**Provided data**
____

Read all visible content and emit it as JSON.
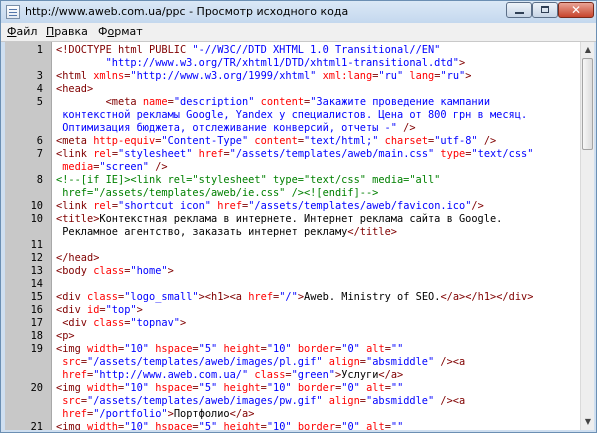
{
  "window": {
    "title": "http://www.aweb.com.ua/ppc - Просмотр исходного кода",
    "close_glyph": "✕"
  },
  "menu": [
    {
      "label": "Файл",
      "accel": "Ф",
      "rest": "айл"
    },
    {
      "label": "Правка",
      "accel": "П",
      "rest": "равка"
    },
    {
      "label": "Формат",
      "accel": "о",
      "prefix": "Ф",
      "rest": "рмат"
    }
  ],
  "colors": {
    "tag": "#800000",
    "attr": "#ff0000",
    "value": "#0000ff",
    "text": "#000000",
    "comment": "#008000",
    "gutter": "#c8c8c8"
  },
  "scrollbar": {
    "up_glyph": "▲",
    "down_glyph": "▼"
  },
  "source_lines": [
    {
      "num": "1",
      "rows": [
        [
          [
            "tag",
            "<!DOCTYPE html PUBLIC "
          ],
          [
            "val",
            "\"-//W3C//DTD XHTML 1.0 Transitional//EN\""
          ]
        ],
        [
          [
            "val",
            "        \"http://www.w3.org/TR/xhtml1/DTD/xhtml1-transitional.dtd\""
          ],
          [
            "tag",
            ">"
          ]
        ]
      ]
    },
    {
      "num": "3",
      "rows": [
        [
          [
            "tag",
            "<html "
          ],
          [
            "attr",
            "xmlns"
          ],
          [
            "tag",
            "="
          ],
          [
            "val",
            "\"http://www.w3.org/1999/xhtml\""
          ],
          [
            "tag",
            " "
          ],
          [
            "attr",
            "xml:lang"
          ],
          [
            "tag",
            "="
          ],
          [
            "val",
            "\"ru\""
          ],
          [
            "tag",
            " "
          ],
          [
            "attr",
            "lang"
          ],
          [
            "tag",
            "="
          ],
          [
            "val",
            "\"ru\""
          ],
          [
            "tag",
            ">"
          ]
        ]
      ]
    },
    {
      "num": "4",
      "rows": [
        [
          [
            "tag",
            "<head>"
          ]
        ]
      ]
    },
    {
      "num": "5",
      "rows": [
        [
          [
            "txt",
            "        "
          ],
          [
            "tag",
            "<meta "
          ],
          [
            "attr",
            "name"
          ],
          [
            "tag",
            "="
          ],
          [
            "val",
            "\"description\""
          ],
          [
            "tag",
            " "
          ],
          [
            "attr",
            "content"
          ],
          [
            "tag",
            "="
          ],
          [
            "val",
            "\"Закажите проведение кампании"
          ]
        ],
        [
          [
            "val",
            " контекстной рекламы Google, Yandex у специалистов. Цена от 800 грн в месяц."
          ]
        ],
        [
          [
            "val",
            " Оптимизация бюджета, отслеживание конверсий, отчеты -\""
          ],
          [
            "tag",
            " />"
          ]
        ]
      ]
    },
    {
      "num": "6",
      "rows": [
        [
          [
            "tag",
            "<meta "
          ],
          [
            "attr",
            "http-equiv"
          ],
          [
            "tag",
            "="
          ],
          [
            "val",
            "\"Content-Type\""
          ],
          [
            "tag",
            " "
          ],
          [
            "attr",
            "content"
          ],
          [
            "tag",
            "="
          ],
          [
            "val",
            "\"text/html;\""
          ],
          [
            "tag",
            " "
          ],
          [
            "attr",
            "charset"
          ],
          [
            "tag",
            "="
          ],
          [
            "val",
            "\"utf-8\""
          ],
          [
            "tag",
            " />"
          ]
        ]
      ]
    },
    {
      "num": "7",
      "rows": [
        [
          [
            "tag",
            "<link "
          ],
          [
            "attr",
            "rel"
          ],
          [
            "tag",
            "="
          ],
          [
            "val",
            "\"stylesheet\""
          ],
          [
            "tag",
            " "
          ],
          [
            "attr",
            "href"
          ],
          [
            "tag",
            "="
          ],
          [
            "val",
            "\"/assets/templates/aweb/main.css\""
          ],
          [
            "tag",
            " "
          ],
          [
            "attr",
            "type"
          ],
          [
            "tag",
            "="
          ],
          [
            "val",
            "\"text/css\""
          ]
        ],
        [
          [
            "tag",
            " "
          ],
          [
            "attr",
            "media"
          ],
          [
            "tag",
            "="
          ],
          [
            "val",
            "\"screen\""
          ],
          [
            "tag",
            " />"
          ]
        ]
      ]
    },
    {
      "num": "8",
      "rows": [
        [
          [
            "comment",
            "<!--[if IE]><link rel=\"stylesheet\" type=\"text/css\" media=\"all\""
          ]
        ],
        [
          [
            "comment",
            " href=\"/assets/templates/aweb/ie.css\" /><![endif]-->"
          ]
        ]
      ]
    },
    {
      "num": "10",
      "rows": [
        [
          [
            "tag",
            "<link "
          ],
          [
            "attr",
            "rel"
          ],
          [
            "tag",
            "="
          ],
          [
            "val",
            "\"shortcut icon\""
          ],
          [
            "tag",
            " "
          ],
          [
            "attr",
            "href"
          ],
          [
            "tag",
            "="
          ],
          [
            "val",
            "\"/assets/templates/aweb/favicon.ico\""
          ],
          [
            "tag",
            "/>"
          ]
        ]
      ]
    },
    {
      "num": "10",
      "rows": [
        [
          [
            "tag",
            "<title>"
          ],
          [
            "txt",
            "Контекстная реклама в интернете. Интернет реклама сайта в Google."
          ]
        ],
        [
          [
            "txt",
            " Рекламное агентство, заказать интернет рекламу"
          ],
          [
            "tag",
            "</title>"
          ]
        ]
      ]
    },
    {
      "num": "11",
      "rows": [
        []
      ]
    },
    {
      "num": "12",
      "rows": [
        [
          [
            "tag",
            "</head>"
          ]
        ]
      ]
    },
    {
      "num": "13",
      "rows": [
        [
          [
            "tag",
            "<body "
          ],
          [
            "attr",
            "class"
          ],
          [
            "tag",
            "="
          ],
          [
            "val",
            "\"home\""
          ],
          [
            "tag",
            ">"
          ]
        ]
      ]
    },
    {
      "num": "14",
      "rows": [
        []
      ]
    },
    {
      "num": "15",
      "rows": [
        [
          [
            "tag",
            "<div "
          ],
          [
            "attr",
            "class"
          ],
          [
            "tag",
            "="
          ],
          [
            "val",
            "\"logo_small\""
          ],
          [
            "tag",
            "><h1><a "
          ],
          [
            "attr",
            "href"
          ],
          [
            "tag",
            "="
          ],
          [
            "val",
            "\"/\""
          ],
          [
            "tag",
            ">"
          ],
          [
            "txt",
            "Aweb. Ministry of SEO."
          ],
          [
            "tag",
            "</a></h1></div>"
          ]
        ]
      ]
    },
    {
      "num": "16",
      "rows": [
        [
          [
            "tag",
            "<div "
          ],
          [
            "attr",
            "id"
          ],
          [
            "tag",
            "="
          ],
          [
            "val",
            "\"top\""
          ],
          [
            "tag",
            ">"
          ]
        ]
      ]
    },
    {
      "num": "17",
      "rows": [
        [
          [
            "tag",
            " <div "
          ],
          [
            "attr",
            "class"
          ],
          [
            "tag",
            "="
          ],
          [
            "val",
            "\"topnav\""
          ],
          [
            "tag",
            ">"
          ]
        ]
      ]
    },
    {
      "num": "18",
      "rows": [
        [
          [
            "tag",
            "<p>"
          ]
        ]
      ]
    },
    {
      "num": "19",
      "rows": [
        [
          [
            "tag",
            "<img "
          ],
          [
            "attr",
            "width"
          ],
          [
            "tag",
            "="
          ],
          [
            "val",
            "\"10\""
          ],
          [
            "tag",
            " "
          ],
          [
            "attr",
            "hspace"
          ],
          [
            "tag",
            "="
          ],
          [
            "val",
            "\"5\""
          ],
          [
            "tag",
            " "
          ],
          [
            "attr",
            "height"
          ],
          [
            "tag",
            "="
          ],
          [
            "val",
            "\"10\""
          ],
          [
            "tag",
            " "
          ],
          [
            "attr",
            "border"
          ],
          [
            "tag",
            "="
          ],
          [
            "val",
            "\"0\""
          ],
          [
            "tag",
            " "
          ],
          [
            "attr",
            "alt"
          ],
          [
            "tag",
            "="
          ],
          [
            "val",
            "\"\""
          ]
        ],
        [
          [
            "tag",
            " "
          ],
          [
            "attr",
            "src"
          ],
          [
            "tag",
            "="
          ],
          [
            "val",
            "\"/assets/templates/aweb/images/pl.gif\""
          ],
          [
            "tag",
            " "
          ],
          [
            "attr",
            "align"
          ],
          [
            "tag",
            "="
          ],
          [
            "val",
            "\"absmiddle\""
          ],
          [
            "tag",
            " /><a"
          ]
        ],
        [
          [
            "tag",
            " "
          ],
          [
            "attr",
            "href"
          ],
          [
            "tag",
            "="
          ],
          [
            "val",
            "\"http://www.aweb.com.ua/\""
          ],
          [
            "tag",
            " "
          ],
          [
            "attr",
            "class"
          ],
          [
            "tag",
            "="
          ],
          [
            "val",
            "\"green\""
          ],
          [
            "tag",
            ">"
          ],
          [
            "txt",
            "Услуги"
          ],
          [
            "tag",
            "</a>"
          ]
        ]
      ]
    },
    {
      "num": "20",
      "rows": [
        [
          [
            "tag",
            "<img "
          ],
          [
            "attr",
            "width"
          ],
          [
            "tag",
            "="
          ],
          [
            "val",
            "\"10\""
          ],
          [
            "tag",
            " "
          ],
          [
            "attr",
            "hspace"
          ],
          [
            "tag",
            "="
          ],
          [
            "val",
            "\"5\""
          ],
          [
            "tag",
            " "
          ],
          [
            "attr",
            "height"
          ],
          [
            "tag",
            "="
          ],
          [
            "val",
            "\"10\""
          ],
          [
            "tag",
            " "
          ],
          [
            "attr",
            "border"
          ],
          [
            "tag",
            "="
          ],
          [
            "val",
            "\"0\""
          ],
          [
            "tag",
            " "
          ],
          [
            "attr",
            "alt"
          ],
          [
            "tag",
            "="
          ],
          [
            "val",
            "\"\""
          ]
        ],
        [
          [
            "tag",
            " "
          ],
          [
            "attr",
            "src"
          ],
          [
            "tag",
            "="
          ],
          [
            "val",
            "\"/assets/templates/aweb/images/pw.gif\""
          ],
          [
            "tag",
            " "
          ],
          [
            "attr",
            "align"
          ],
          [
            "tag",
            "="
          ],
          [
            "val",
            "\"absmiddle\""
          ],
          [
            "tag",
            " /><a"
          ]
        ],
        [
          [
            "tag",
            " "
          ],
          [
            "attr",
            "href"
          ],
          [
            "tag",
            "="
          ],
          [
            "val",
            "\"/portfolio\""
          ],
          [
            "tag",
            ">"
          ],
          [
            "txt",
            "Портфолио"
          ],
          [
            "tag",
            "</a>"
          ]
        ]
      ]
    },
    {
      "num": "21",
      "rows": [
        [
          [
            "tag",
            "<img "
          ],
          [
            "attr",
            "width"
          ],
          [
            "tag",
            "="
          ],
          [
            "val",
            "\"10\""
          ],
          [
            "tag",
            " "
          ],
          [
            "attr",
            "hspace"
          ],
          [
            "tag",
            "="
          ],
          [
            "val",
            "\"5\""
          ],
          [
            "tag",
            " "
          ],
          [
            "attr",
            "height"
          ],
          [
            "tag",
            "="
          ],
          [
            "val",
            "\"10\""
          ],
          [
            "tag",
            " "
          ],
          [
            "attr",
            "border"
          ],
          [
            "tag",
            "="
          ],
          [
            "val",
            "\"0\""
          ],
          [
            "tag",
            " "
          ],
          [
            "attr",
            "alt"
          ],
          [
            "tag",
            "="
          ],
          [
            "val",
            "\"\""
          ]
        ],
        [
          [
            "tag",
            " "
          ],
          [
            "attr",
            "src"
          ],
          [
            "tag",
            "="
          ],
          [
            "val",
            "\"/assets/templates/aweb/images/pw.gif\""
          ],
          [
            "tag",
            " "
          ],
          [
            "attr",
            "align"
          ],
          [
            "tag",
            "="
          ],
          [
            "val",
            "\"absmiddle\""
          ],
          [
            "tag",
            " /><a"
          ]
        ]
      ]
    }
  ]
}
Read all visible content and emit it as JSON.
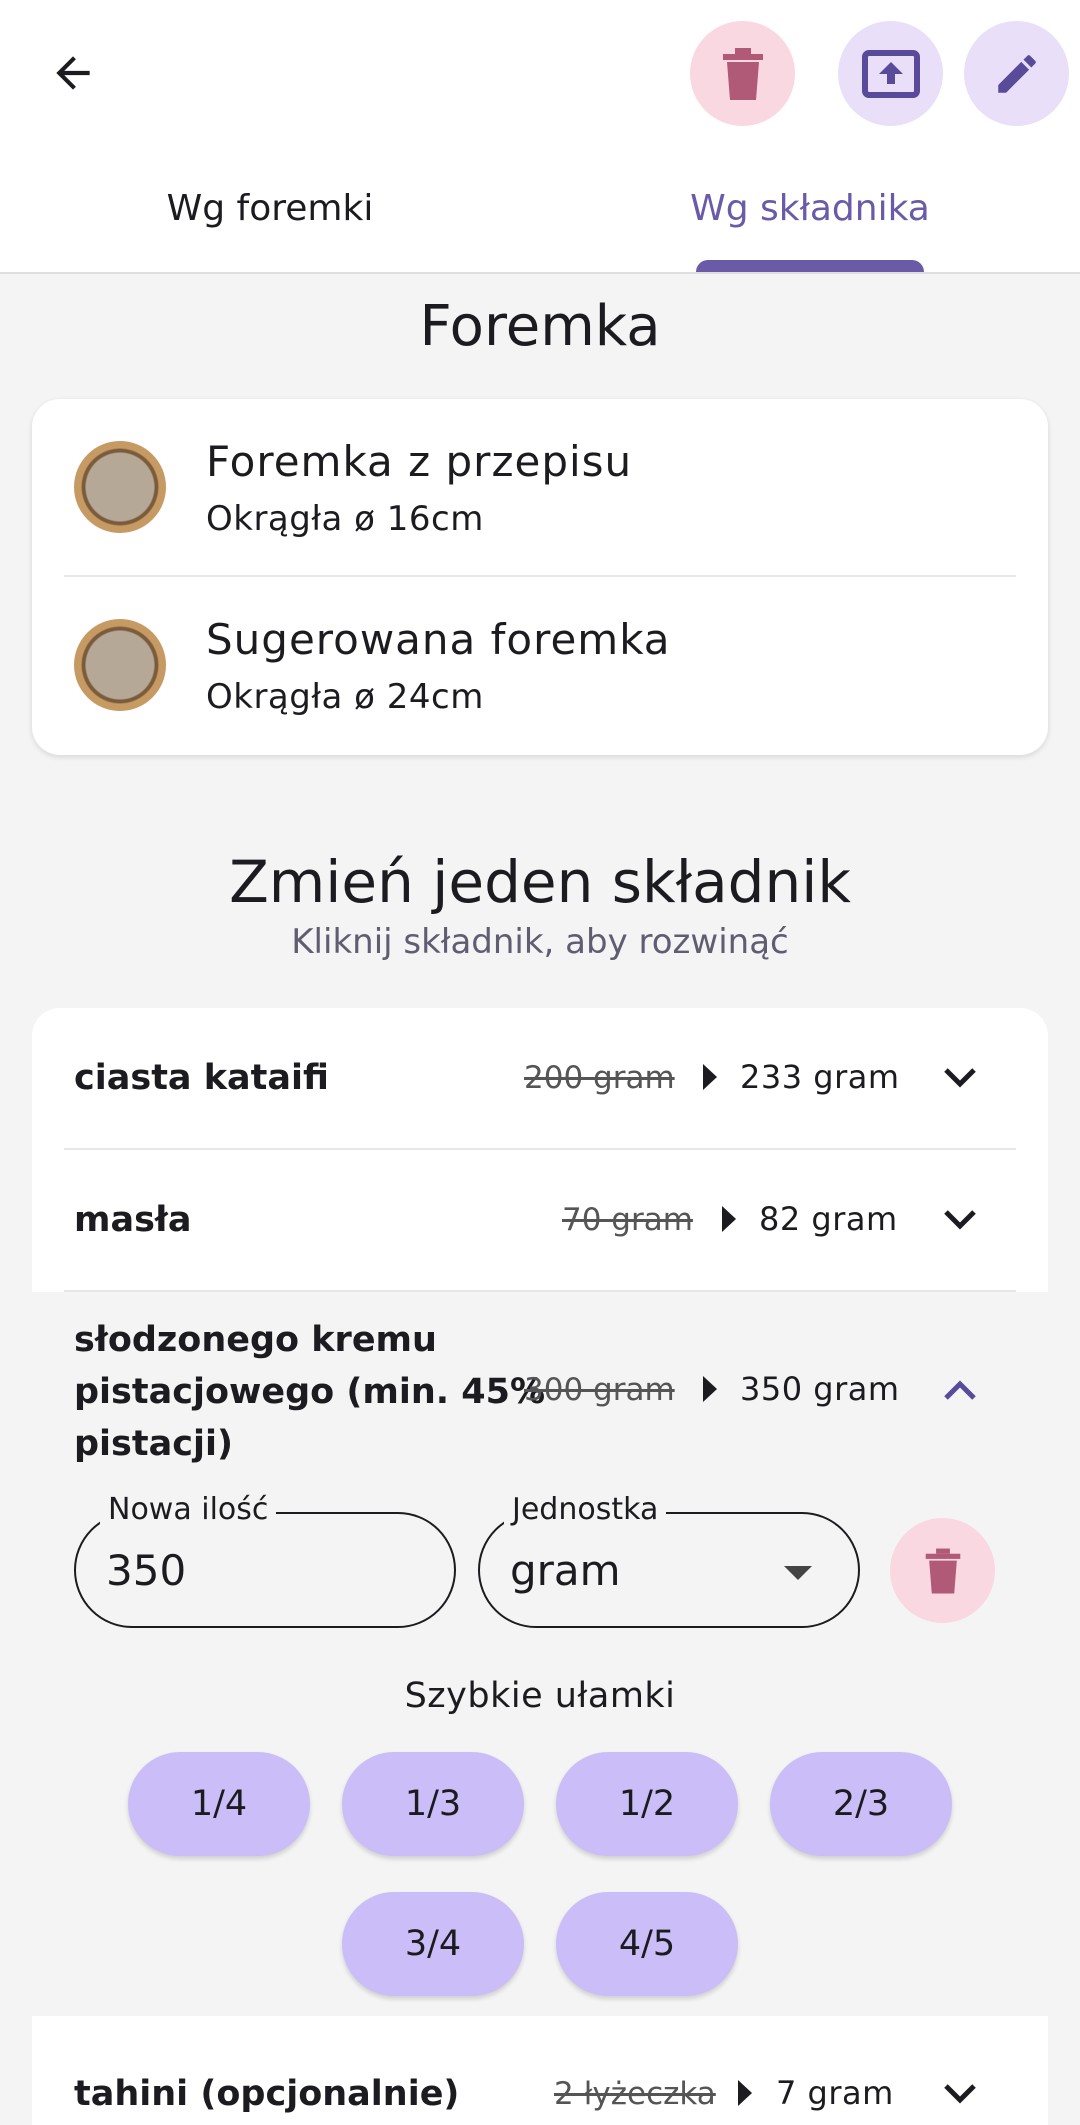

____

**Written problem**
Pick out the lines above containing the word "stylesheet", then copy them.

**Final result**
            "\"stylesheet\""
            "<!--[if IE]><link rel=\"stylesheet\" type=\"text/css\" media=\"all\""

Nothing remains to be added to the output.